● Exercise aim:
Below is the data. Give it again, complete and exact.

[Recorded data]

───

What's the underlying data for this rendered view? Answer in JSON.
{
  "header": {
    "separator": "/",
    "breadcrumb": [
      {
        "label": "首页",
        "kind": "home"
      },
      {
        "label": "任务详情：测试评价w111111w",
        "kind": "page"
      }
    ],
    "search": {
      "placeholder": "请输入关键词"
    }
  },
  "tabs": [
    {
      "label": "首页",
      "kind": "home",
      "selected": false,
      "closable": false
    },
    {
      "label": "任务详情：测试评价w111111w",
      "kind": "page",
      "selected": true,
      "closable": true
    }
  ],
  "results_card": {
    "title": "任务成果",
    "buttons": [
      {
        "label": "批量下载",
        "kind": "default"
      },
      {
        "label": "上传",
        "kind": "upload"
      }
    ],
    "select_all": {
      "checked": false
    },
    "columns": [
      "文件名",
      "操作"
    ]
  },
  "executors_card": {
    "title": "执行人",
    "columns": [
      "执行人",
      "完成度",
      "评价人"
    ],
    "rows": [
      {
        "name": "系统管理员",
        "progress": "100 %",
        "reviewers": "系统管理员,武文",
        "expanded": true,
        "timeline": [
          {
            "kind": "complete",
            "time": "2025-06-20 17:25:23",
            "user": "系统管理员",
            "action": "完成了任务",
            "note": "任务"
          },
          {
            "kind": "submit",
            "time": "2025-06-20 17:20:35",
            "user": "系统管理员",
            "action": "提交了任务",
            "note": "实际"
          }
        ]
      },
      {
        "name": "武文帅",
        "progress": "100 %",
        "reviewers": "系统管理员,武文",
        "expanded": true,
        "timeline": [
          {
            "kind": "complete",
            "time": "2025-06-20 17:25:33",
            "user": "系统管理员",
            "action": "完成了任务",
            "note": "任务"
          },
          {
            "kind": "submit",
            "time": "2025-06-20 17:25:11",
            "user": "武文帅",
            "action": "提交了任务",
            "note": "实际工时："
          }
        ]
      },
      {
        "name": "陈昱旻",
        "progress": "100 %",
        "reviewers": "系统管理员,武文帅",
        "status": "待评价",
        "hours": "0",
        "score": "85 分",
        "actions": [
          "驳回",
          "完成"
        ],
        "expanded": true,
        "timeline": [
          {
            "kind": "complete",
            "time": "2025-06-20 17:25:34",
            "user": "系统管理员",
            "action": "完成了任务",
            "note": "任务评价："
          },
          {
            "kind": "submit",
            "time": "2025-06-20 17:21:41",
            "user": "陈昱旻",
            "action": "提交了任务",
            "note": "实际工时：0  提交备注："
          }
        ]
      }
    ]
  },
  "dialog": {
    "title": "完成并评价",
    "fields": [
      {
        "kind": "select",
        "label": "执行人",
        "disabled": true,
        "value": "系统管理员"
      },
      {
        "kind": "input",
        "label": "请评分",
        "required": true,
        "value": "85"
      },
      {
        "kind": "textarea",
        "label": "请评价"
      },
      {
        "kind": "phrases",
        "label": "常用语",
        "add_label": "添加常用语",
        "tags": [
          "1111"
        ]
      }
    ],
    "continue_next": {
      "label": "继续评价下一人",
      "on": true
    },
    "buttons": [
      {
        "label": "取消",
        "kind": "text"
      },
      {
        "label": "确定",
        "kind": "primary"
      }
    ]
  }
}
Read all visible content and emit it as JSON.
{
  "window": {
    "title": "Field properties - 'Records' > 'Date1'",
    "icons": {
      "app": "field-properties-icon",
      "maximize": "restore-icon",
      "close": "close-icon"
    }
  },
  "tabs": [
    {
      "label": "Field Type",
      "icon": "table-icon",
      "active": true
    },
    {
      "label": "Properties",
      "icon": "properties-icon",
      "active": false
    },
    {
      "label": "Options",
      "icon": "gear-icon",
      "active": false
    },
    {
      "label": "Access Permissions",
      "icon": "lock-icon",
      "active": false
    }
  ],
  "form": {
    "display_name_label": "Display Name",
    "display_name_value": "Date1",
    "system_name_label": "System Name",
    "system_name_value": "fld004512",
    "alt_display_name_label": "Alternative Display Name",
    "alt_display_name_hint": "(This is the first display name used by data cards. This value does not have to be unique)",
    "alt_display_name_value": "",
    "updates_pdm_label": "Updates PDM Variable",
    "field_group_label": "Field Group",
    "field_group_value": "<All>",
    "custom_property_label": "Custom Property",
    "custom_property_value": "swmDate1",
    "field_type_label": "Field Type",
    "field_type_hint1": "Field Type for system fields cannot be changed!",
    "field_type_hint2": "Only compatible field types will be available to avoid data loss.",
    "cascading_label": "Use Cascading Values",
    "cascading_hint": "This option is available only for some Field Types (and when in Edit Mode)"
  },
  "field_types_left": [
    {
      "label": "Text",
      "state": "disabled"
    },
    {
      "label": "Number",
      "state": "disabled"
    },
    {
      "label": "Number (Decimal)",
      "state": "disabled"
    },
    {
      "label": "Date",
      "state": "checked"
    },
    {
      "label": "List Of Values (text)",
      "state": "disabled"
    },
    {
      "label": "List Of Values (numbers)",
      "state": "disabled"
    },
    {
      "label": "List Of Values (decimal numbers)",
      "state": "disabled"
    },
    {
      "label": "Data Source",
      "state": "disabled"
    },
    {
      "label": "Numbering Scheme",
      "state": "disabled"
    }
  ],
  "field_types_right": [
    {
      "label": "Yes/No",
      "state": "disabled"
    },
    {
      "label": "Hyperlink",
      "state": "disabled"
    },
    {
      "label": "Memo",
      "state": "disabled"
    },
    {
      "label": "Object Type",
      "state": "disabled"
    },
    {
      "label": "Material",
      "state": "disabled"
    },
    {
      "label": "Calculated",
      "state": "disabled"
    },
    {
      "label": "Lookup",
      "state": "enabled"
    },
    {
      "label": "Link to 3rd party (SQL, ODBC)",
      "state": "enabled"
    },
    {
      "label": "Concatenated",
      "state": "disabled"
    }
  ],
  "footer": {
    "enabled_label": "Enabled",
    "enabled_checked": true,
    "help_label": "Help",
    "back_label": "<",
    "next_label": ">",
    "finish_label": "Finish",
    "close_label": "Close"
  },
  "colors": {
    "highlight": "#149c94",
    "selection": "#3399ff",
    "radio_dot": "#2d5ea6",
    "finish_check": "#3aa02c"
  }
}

───

● Result of the exercise:
What's the underlying data for this rendered view? Answer in JSON.
{
  "header": {
    "separator": "/",
    "breadcrumb": [
      {
        "label": "首页",
        "kind": "home"
      },
      {
        "label": "任务详情：测试评价w111111w",
        "kind": "page"
      }
    ],
    "search": {
      "placeholder": "请输入关键词"
    }
  },
  "tabs": [
    {
      "label": "首页",
      "kind": "home",
      "selected": false,
      "closable": false
    },
    {
      "label": "任务详情：测试评价w111111w",
      "kind": "page",
      "selected": true,
      "closable": true
    }
  ],
  "results_card": {
    "title": "任务成果",
    "buttons": [
      {
        "label": "批量下载",
        "kind": "default"
      },
      {
        "label": "上传",
        "kind": "upload"
      }
    ],
    "select_all": {
      "checked": false
    },
    "columns": [
      "文件名",
      "操作"
    ]
  },
  "executors_card": {
    "title": "执行人",
    "columns": [
      "执行人",
      "完成度",
      "评价人"
    ],
    "rows": [
      {
        "name": "系统管理员",
        "progress": "100 %",
        "reviewers": "系统管理员,武文",
        "expanded": true,
        "timeline": [
          {
            "kind": "complete",
            "time": "2025-06-20 17:25:23",
            "user": "系统管理员",
            "action": "完成了任务",
            "note": "任务"
          },
          {
            "kind": "submit",
            "time": "2025-06-20 17:20:35",
            "user": "系统管理员",
            "action": "提交了任务",
            "note": "实际"
          }
        ]
      },
      {
        "name": "武文帅",
        "progress": "100 %",
        "reviewers": "系统管理员,武文",
        "expanded": true,
        "timeline": [
          {
            "kind": "complete",
            "time": "2025-06-20 17:25:33",
            "user": "系统管理员",
            "action": "完成了任务",
            "note": "任务"
          },
          {
            "kind": "submit",
            "time": "2025-06-20 17:25:11",
            "user": "武文帅",
            "action": "提交了任务",
            "note": "实际工时："
          }
        ]
      },
      {
        "name": "陈昱旻",
        "progress": "100 %",
        "reviewers": "系统管理员,武文帅",
        "status": "待评价",
        "hours": "0",
        "score": "85 分",
        "actions": [
          "驳回",
          "完成"
        ],
        "expanded": true,
        "timeline": [
          {
            "kind": "complete",
            "time": "2025-06-20 17:25:34",
            "user": "系统管理员",
            "action": "完成了任务",
            "note": "任务评价："
          },
          {
            "kind": "submit",
            "time": "2025-06-20 17:21:41",
            "user": "陈昱旻",
            "action": "提交了任务",
            "note": "实际工时：0  提交备注："
          }
        ]
      }
    ]
  },
  "dialog": {
    "title": "完成并评价",
    "fields": [
      {
        "kind": "select",
        "label": "执行人",
        "disabled": true,
        "value": "系统管理员"
      },
      {
        "kind": "input",
        "label": "请评分",
        "required": true,
        "value": "85"
      },
      {
        "kind": "textarea",
        "label": "请评价"
      },
      {
        "kind": "phrases",
        "label": "常用语",
        "add_label": "添加常用语",
        "tags": [
          "1111"
        ]
      }
    ],
    "continue_next": {
      "label": "继续评价下一人",
      "on": true
    },
    "buttons": [
      {
        "label": "取消",
        "kind": "text"
      },
      {
        "label": "确定",
        "kind": "primary"
      }
    ]
  }
}
Read all visible content and emit it as JSON.
{
  "window": {
    "title": "Field properties - 'Records' > 'Date1'",
    "icons": {
      "app": "field-properties-icon",
      "maximize": "restore-icon",
      "close": "close-icon"
    }
  },
  "tabs": [
    {
      "label": "Field Type",
      "icon": "table-icon",
      "active": true
    },
    {
      "label": "Properties",
      "icon": "properties-icon",
      "active": false
    },
    {
      "label": "Options",
      "icon": "gear-icon",
      "active": false
    },
    {
      "label": "Access Permissions",
      "icon": "lock-icon",
      "active": false
    }
  ],
  "form": {
    "display_name_label": "Display Name",
    "display_name_value": "Date1",
    "system_name_label": "System Name",
    "system_name_value": "fld004512",
    "alt_display_name_label": "Alternative Display Name",
    "alt_display_name_hint": "(This is the first display name used by data cards. This value does not have to be unique)",
    "alt_display_name_value": "",
    "updates_pdm_label": "Updates PDM Variable",
    "field_group_label": "Field Group",
    "field_group_value": "<All>",
    "custom_property_label": "Custom Property",
    "custom_property_value": "swmDate1",
    "field_type_label": "Field Type",
    "field_type_hint1": "Field Type for system fields cannot be changed!",
    "field_type_hint2": "Only compatible field types will be available to avoid data loss.",
    "cascading_label": "Use Cascading Values",
    "cascading_hint": "This option is available only for some Field Types (and when in Edit Mode)"
  },
  "field_types_left": [
    {
      "label": "Text",
      "state": "disabled"
    },
    {
      "label": "Number",
      "state": "disabled"
    },
    {
      "label": "Number (Decimal)",
      "state": "disabled"
    },
    {
      "label": "Date",
      "state": "checked"
    },
    {
      "label": "List Of Values (text)",
      "state": "disabled"
    },
    {
      "label": "List Of Values (numbers)",
      "state": "disabled"
    },
    {
      "label": "List Of Values (decimal numbers)",
      "state": "disabled"
    },
    {
      "label": "Data Source",
      "state": "disabled"
    },
    {
      "label": "Numbering Scheme",
      "state": "disabled"
    }
  ],
  "field_types_right": [
    {
      "label": "Yes/No",
      "state": "disabled"
    },
    {
      "label": "Hyperlink",
      "state": "disabled"
    },
    {
      "label": "Memo",
      "state": "disabled"
    },
    {
      "label": "Object Type",
      "state": "disabled"
    },
    {
      "label": "Material",
      "state": "disabled"
    },
    {
      "label": "Calculated",
      "state": "disabled"
    },
    {
      "label": "Lookup",
      "state": "enabled"
    },
    {
      "label": "Link to 3rd party (SQL, ODBC)",
      "state": "enabled"
    },
    {
      "label": "Concatenated",
      "state": "disabled"
    }
  ],
  "footer": {
    "enabled_label": "Enabled",
    "enabled_checked": true,
    "help_label": "Help",
    "back_label": "<",
    "next_label": ">",
    "finish_label": "Finish",
    "close_label": "Close"
  },
  "colors": {
    "highlight": "#149c94",
    "selection": "#3399ff",
    "radio_dot": "#2d5ea6",
    "finish_check": "#3aa02c"
  }
}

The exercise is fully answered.